● **BRIEF**:
Each entry below is to be duplicated verbatim.

● **GIVEN INFORMATION**:
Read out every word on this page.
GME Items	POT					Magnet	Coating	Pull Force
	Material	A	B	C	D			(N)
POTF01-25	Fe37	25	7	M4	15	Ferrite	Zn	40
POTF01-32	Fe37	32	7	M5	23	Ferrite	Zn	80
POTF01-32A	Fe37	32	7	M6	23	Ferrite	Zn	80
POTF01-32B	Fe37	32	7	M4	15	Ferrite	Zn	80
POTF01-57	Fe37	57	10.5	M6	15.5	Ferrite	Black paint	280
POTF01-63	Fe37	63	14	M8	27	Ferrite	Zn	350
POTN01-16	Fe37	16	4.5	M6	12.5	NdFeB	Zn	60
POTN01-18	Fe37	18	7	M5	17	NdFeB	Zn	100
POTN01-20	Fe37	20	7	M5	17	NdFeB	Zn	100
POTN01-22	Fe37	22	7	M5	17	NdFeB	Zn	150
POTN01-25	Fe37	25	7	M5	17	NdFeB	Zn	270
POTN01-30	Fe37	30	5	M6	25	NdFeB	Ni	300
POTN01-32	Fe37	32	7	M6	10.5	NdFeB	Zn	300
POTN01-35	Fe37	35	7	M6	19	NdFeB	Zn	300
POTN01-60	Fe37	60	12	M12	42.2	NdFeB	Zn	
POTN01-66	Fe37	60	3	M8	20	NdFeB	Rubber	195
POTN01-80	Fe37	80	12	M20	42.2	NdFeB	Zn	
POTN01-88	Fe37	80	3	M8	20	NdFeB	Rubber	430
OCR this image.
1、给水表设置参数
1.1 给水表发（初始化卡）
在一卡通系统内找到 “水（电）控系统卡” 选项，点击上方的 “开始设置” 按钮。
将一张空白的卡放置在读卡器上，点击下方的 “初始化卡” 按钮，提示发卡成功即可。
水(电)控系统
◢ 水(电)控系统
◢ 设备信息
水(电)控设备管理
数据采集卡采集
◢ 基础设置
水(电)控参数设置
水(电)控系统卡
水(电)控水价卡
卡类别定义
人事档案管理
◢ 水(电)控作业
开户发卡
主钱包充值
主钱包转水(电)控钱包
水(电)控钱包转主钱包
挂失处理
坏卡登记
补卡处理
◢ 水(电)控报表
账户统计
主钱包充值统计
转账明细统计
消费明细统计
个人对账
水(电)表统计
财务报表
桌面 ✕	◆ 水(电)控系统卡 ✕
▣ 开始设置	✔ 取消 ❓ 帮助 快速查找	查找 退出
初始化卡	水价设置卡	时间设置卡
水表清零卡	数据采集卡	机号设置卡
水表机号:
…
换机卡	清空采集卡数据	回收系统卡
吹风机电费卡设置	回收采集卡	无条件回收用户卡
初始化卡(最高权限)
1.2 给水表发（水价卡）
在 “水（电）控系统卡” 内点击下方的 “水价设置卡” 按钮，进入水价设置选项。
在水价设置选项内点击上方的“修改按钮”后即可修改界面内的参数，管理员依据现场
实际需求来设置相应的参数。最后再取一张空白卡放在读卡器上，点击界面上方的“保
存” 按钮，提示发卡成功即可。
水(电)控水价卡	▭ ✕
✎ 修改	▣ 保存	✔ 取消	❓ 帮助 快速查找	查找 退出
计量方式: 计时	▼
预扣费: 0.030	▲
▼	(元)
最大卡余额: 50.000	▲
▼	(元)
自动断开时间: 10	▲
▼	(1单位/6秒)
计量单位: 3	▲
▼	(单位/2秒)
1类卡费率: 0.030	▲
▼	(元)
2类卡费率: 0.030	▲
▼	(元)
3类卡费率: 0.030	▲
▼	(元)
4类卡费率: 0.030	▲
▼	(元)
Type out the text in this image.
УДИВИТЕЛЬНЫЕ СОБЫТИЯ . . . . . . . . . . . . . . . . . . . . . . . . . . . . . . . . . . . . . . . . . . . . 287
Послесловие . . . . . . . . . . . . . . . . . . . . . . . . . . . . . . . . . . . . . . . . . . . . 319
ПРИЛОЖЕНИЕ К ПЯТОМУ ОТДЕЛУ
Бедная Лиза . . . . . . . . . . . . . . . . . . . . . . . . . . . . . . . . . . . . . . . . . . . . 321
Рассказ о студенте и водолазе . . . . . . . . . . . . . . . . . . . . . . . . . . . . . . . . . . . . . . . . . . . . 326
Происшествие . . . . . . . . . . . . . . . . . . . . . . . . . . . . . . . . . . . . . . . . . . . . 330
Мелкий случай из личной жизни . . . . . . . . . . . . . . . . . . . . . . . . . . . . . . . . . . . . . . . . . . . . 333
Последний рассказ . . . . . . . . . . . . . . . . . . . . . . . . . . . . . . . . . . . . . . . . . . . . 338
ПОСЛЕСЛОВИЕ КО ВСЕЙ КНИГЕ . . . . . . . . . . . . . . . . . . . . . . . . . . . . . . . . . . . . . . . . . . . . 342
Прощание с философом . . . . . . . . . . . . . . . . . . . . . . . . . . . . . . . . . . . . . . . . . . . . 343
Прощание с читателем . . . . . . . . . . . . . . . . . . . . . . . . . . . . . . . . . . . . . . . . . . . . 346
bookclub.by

● **FULL SOLUTION**:
Read out every word on this page.
GME Items	POT					Magnet	Coating	Pull Force
	Material	A	B	C	D			(N)
POTF01-25	Fe37	25	7	M4	15	Ferrite	Zn	40
POTF01-32	Fe37	32	7	M5	23	Ferrite	Zn	80
POTF01-32A	Fe37	32	7	M6	23	Ferrite	Zn	80
POTF01-32B	Fe37	32	7	M4	15	Ferrite	Zn	80
POTF01-57	Fe37	57	10.5	M6	15.5	Ferrite	Black paint	280
POTF01-63	Fe37	63	14	M8	27	Ferrite	Zn	350
POTN01-16	Fe37	16	4.5	M6	12.5	NdFeB	Zn	60
POTN01-18	Fe37	18	7	M5	17	NdFeB	Zn	100
POTN01-20	Fe37	20	7	M5	17	NdFeB	Zn	100
POTN01-22	Fe37	22	7	M5	17	NdFeB	Zn	150
POTN01-25	Fe37	25	7	M5	17	NdFeB	Zn	270
POTN01-30	Fe37	30	5	M6	25	NdFeB	Ni	300
POTN01-32	Fe37	32	7	M6	10.5	NdFeB	Zn	300
POTN01-35	Fe37	35	7	M6	19	NdFeB	Zn	300
POTN01-60	Fe37	60	12	M12	42.2	NdFeB	Zn	
POTN01-66	Fe37	60	3	M8	20	NdFeB	Rubber	195
POTN01-80	Fe37	80	12	M20	42.2	NdFeB	Zn	
POTN01-88	Fe37	80	3	M8	20	NdFeB	Rubber	430
OCR this image.
1、给水表设置参数
1.1 给水表发（初始化卡）
在一卡通系统内找到 “水（电）控系统卡” 选项，点击上方的 “开始设置” 按钮。
将一张空白的卡放置在读卡器上，点击下方的 “初始化卡” 按钮，提示发卡成功即可。
水(电)控系统
◢ 水(电)控系统
◢ 设备信息
水(电)控设备管理
数据采集卡采集
◢ 基础设置
水(电)控参数设置
水(电)控系统卡
水(电)控水价卡
卡类别定义
人事档案管理
◢ 水(电)控作业
开户发卡
主钱包充值
主钱包转水(电)控钱包
水(电)控钱包转主钱包
挂失处理
坏卡登记
补卡处理
◢ 水(电)控报表
账户统计
主钱包充值统计
转账明细统计
消费明细统计
个人对账
水(电)表统计
财务报表
桌面 ✕	◆ 水(电)控系统卡 ✕
▣ 开始设置	✔ 取消 ❓ 帮助 快速查找	查找 退出
初始化卡	水价设置卡	时间设置卡
水表清零卡	数据采集卡	机号设置卡
水表机号:
…
换机卡	清空采集卡数据	回收系统卡
吹风机电费卡设置	回收采集卡	无条件回收用户卡
初始化卡(最高权限)
1.2 给水表发（水价卡）
在 “水（电）控系统卡” 内点击下方的 “水价设置卡” 按钮，进入水价设置选项。
在水价设置选项内点击上方的“修改按钮”后即可修改界面内的参数，管理员依据现场
实际需求来设置相应的参数。最后再取一张空白卡放在读卡器上，点击界面上方的“保
存” 按钮，提示发卡成功即可。
水(电)控水价卡	▭ ✕
✎ 修改	▣ 保存	✔ 取消	❓ 帮助 快速查找	查找 退出
计量方式: 计时	▼
预扣费: 0.030	▲
▼	(元)
最大卡余额: 50.000	▲
▼	(元)
自动断开时间: 10	▲
▼	(1单位/6秒)
计量单位: 3	▲
▼	(单位/2秒)
1类卡费率: 0.030	▲
▼	(元)
2类卡费率: 0.030	▲
▼	(元)
3类卡费率: 0.030	▲
▼	(元)
4类卡费率: 0.030	▲
▼	(元)
Type out the text in this image.
УДИВИТЕЛЬНЫЕ СОБЫТИЯ . . . . . . . . . . . . . . . . . . . . . . . . . . . . . . . . . . . . . . . . . . . . 287
Послесловие . . . . . . . . . . . . . . . . . . . . . . . . . . . . . . . . . . . . . . . . . . . . 319
ПРИЛОЖЕНИЕ К ПЯТОМУ ОТДЕЛУ
Бедная Лиза . . . . . . . . . . . . . . . . . . . . . . . . . . . . . . . . . . . . . . . . . . . . 321
Рассказ о студенте и водолазе . . . . . . . . . . . . . . . . . . . . . . . . . . . . . . . . . . . . . . . . . . . . 326
Происшествие . . . . . . . . . . . . . . . . . . . . . . . . . . . . . . . . . . . . . . . . . . . . 330
Мелкий случай из личной жизни . . . . . . . . . . . . . . . . . . . . . . . . . . . . . . . . . . . . . . . . . . . . 333
Последний рассказ . . . . . . . . . . . . . . . . . . . . . . . . . . . . . . . . . . . . . . . . . . . . 338
ПОСЛЕСЛОВИЕ КО ВСЕЙ КНИГЕ . . . . . . . . . . . . . . . . . . . . . . . . . . . . . . . . . . . . . . . . . . . . 342
Прощание с философом . . . . . . . . . . . . . . . . . . . . . . . . . . . . . . . . . . . . . . . . . . . . 343
Прощание с читателем . . . . . . . . . . . . . . . . . . . . . . . . . . . . . . . . . . . . . . . . . . . . 346
bookclub.by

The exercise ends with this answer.